### Exercise objective
Retype the records that come next, word for word.

* BEGIN Records for the exercise *

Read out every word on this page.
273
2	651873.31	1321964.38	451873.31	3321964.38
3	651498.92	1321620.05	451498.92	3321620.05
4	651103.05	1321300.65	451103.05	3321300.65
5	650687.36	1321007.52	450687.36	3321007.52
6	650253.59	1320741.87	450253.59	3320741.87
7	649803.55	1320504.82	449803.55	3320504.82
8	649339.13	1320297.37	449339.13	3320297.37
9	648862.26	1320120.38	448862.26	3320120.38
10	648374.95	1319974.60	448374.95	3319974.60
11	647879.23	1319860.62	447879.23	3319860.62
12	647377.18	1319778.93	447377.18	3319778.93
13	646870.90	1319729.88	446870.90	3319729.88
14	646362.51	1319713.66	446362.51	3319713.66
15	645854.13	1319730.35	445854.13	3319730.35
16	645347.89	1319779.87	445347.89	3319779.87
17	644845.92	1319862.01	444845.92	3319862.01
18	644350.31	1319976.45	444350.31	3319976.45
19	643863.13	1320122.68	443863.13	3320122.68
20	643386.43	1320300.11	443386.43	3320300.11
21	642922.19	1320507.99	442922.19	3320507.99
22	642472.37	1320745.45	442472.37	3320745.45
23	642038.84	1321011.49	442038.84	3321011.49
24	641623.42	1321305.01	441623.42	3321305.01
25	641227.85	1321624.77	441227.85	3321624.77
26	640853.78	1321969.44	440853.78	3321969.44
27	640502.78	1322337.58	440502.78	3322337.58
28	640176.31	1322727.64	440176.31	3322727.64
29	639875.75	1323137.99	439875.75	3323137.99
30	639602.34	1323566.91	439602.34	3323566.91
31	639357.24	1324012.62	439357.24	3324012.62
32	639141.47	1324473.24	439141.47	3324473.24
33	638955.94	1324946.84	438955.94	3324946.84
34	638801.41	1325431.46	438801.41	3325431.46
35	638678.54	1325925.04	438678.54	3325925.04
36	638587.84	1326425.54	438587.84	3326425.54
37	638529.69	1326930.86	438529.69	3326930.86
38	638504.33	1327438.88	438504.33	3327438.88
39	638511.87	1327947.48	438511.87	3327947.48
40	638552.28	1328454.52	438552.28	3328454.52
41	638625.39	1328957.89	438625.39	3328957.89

* END Records for the exercise *

### Answer to this exercise
Read out every word on this page.
273
2	651873.31	1321964.38	451873.31	3321964.38
3	651498.92	1321620.05	451498.92	3321620.05
4	651103.05	1321300.65	451103.05	3321300.65
5	650687.36	1321007.52	450687.36	3321007.52
6	650253.59	1320741.87	450253.59	3320741.87
7	649803.55	1320504.82	449803.55	3320504.82
8	649339.13	1320297.37	449339.13	3320297.37
9	648862.26	1320120.38	448862.26	3320120.38
10	648374.95	1319974.60	448374.95	3319974.60
11	647879.23	1319860.62	447879.23	3319860.62
12	647377.18	1319778.93	447377.18	3319778.93
13	646870.90	1319729.88	446870.90	3319729.88
14	646362.51	1319713.66	446362.51	3319713.66
15	645854.13	1319730.35	445854.13	3319730.35
16	645347.89	1319779.87	445347.89	3319779.87
17	644845.92	1319862.01	444845.92	3319862.01
18	644350.31	1319976.45	444350.31	3319976.45
19	643863.13	1320122.68	443863.13	3320122.68
20	643386.43	1320300.11	443386.43	3320300.11
21	642922.19	1320507.99	442922.19	3320507.99
22	642472.37	1320745.45	442472.37	3320745.45
23	642038.84	1321011.49	442038.84	3321011.49
24	641623.42	1321305.01	441623.42	3321305.01
25	641227.85	1321624.77	441227.85	3321624.77
26	640853.78	1321969.44	440853.78	3321969.44
27	640502.78	1322337.58	440502.78	3322337.58
28	640176.31	1322727.64	440176.31	3322727.64
29	639875.75	1323137.99	439875.75	3323137.99
30	639602.34	1323566.91	439602.34	3323566.91
31	639357.24	1324012.62	439357.24	3324012.62
32	639141.47	1324473.24	439141.47	3324473.24
33	638955.94	1324946.84	438955.94	3324946.84
34	638801.41	1325431.46	438801.41	3325431.46
35	638678.54	1325925.04	438678.54	3325925.04
36	638587.84	1326425.54	438587.84	3326425.54
37	638529.69	1326930.86	438529.69	3326930.86
38	638504.33	1327438.88	438504.33	3327438.88
39	638511.87	1327947.48	438511.87	3327947.48
40	638552.28	1328454.52	438552.28	3328454.52
41	638625.39	1328957.89	438625.39	3328957.89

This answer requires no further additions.